→ WHAT IS EXPECTED:
For the listing below, show each line that includes the string "this".
───
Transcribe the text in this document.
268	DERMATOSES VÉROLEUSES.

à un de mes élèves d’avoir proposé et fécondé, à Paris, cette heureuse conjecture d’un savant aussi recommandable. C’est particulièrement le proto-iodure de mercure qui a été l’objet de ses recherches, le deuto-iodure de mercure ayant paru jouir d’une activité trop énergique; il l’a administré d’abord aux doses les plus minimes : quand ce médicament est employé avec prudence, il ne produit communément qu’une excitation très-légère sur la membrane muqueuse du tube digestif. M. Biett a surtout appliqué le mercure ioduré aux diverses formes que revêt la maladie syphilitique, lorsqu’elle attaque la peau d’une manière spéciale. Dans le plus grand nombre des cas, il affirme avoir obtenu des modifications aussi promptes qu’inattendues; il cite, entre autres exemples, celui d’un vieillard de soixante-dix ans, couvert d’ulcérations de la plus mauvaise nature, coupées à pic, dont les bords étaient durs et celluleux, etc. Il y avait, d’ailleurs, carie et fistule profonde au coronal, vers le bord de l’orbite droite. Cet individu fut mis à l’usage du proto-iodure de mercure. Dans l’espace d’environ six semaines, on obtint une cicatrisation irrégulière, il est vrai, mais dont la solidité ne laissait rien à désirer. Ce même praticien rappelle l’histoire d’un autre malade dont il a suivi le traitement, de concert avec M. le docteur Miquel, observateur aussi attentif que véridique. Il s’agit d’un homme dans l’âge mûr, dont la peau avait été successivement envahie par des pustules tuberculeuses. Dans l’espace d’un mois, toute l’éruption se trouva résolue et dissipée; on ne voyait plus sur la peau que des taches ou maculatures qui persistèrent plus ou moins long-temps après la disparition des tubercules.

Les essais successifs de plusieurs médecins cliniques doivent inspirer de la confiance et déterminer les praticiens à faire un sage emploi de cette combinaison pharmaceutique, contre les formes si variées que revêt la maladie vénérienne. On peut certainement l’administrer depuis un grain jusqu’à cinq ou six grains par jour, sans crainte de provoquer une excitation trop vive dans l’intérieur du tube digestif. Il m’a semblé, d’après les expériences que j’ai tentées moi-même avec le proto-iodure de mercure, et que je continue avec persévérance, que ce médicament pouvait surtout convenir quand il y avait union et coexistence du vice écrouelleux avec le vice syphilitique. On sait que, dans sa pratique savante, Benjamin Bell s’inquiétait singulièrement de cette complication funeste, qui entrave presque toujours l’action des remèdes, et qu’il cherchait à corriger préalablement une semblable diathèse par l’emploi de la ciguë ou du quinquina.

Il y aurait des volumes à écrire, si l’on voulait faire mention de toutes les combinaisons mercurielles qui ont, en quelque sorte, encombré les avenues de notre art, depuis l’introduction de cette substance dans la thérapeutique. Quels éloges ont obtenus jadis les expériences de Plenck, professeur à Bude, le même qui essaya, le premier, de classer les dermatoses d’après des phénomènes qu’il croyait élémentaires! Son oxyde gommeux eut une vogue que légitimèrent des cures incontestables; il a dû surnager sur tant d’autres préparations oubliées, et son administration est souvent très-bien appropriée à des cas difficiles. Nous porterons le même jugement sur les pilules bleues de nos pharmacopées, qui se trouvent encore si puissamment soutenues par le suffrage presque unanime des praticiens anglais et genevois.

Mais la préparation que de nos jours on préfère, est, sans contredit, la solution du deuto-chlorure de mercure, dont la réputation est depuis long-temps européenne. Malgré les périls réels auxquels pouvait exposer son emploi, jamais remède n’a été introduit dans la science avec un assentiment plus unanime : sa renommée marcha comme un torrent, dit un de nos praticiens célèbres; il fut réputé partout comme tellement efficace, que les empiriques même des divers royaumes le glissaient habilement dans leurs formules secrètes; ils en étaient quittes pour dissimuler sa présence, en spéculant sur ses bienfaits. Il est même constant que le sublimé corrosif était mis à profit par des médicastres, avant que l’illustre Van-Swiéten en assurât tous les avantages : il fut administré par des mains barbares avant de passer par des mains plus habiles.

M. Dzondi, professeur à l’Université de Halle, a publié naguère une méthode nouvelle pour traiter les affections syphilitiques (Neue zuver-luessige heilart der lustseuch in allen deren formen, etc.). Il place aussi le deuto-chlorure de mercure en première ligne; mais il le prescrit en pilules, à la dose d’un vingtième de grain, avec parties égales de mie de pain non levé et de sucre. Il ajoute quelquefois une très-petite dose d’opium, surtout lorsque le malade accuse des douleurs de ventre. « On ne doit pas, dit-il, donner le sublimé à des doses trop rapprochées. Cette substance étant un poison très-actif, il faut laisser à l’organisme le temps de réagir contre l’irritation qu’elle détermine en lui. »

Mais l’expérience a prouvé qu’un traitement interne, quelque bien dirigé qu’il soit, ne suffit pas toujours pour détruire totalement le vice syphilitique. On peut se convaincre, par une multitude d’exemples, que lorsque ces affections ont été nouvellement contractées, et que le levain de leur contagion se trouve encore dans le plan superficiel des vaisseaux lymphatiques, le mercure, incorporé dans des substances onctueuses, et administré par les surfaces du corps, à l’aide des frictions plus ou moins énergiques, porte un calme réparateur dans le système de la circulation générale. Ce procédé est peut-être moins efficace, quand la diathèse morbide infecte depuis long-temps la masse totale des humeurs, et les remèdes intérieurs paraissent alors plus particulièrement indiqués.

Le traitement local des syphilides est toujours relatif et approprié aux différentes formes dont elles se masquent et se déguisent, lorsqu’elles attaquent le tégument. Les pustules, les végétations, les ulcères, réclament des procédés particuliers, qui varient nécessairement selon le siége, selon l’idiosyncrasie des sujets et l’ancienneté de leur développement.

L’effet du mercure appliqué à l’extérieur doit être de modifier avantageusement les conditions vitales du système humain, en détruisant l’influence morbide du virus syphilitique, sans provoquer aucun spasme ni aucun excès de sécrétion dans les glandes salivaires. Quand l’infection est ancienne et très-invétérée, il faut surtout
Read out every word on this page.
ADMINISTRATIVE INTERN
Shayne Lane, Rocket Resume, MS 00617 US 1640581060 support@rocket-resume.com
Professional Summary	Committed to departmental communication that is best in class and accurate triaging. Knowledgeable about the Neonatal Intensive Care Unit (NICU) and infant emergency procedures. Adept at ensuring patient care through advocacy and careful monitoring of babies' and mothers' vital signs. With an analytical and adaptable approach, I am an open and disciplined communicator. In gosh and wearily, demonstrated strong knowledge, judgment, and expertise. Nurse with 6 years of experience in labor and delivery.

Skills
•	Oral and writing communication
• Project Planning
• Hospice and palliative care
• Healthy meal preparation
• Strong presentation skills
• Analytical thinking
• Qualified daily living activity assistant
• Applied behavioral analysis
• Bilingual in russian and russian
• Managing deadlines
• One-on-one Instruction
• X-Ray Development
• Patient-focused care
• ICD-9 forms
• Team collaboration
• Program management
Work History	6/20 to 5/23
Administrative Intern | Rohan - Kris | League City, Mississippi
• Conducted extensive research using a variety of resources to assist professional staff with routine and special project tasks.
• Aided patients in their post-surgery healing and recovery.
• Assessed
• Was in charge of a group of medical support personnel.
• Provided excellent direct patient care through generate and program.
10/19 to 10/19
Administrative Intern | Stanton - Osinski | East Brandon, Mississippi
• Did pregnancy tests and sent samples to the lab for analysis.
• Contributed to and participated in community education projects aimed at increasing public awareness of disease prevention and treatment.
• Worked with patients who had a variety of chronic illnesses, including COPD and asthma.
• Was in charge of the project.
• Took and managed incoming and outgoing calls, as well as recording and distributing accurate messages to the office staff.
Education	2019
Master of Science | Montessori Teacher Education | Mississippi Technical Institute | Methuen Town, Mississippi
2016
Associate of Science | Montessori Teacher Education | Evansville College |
───
→ THE ANSWER:
Transcribe the text in this document.
Read out every word on this page.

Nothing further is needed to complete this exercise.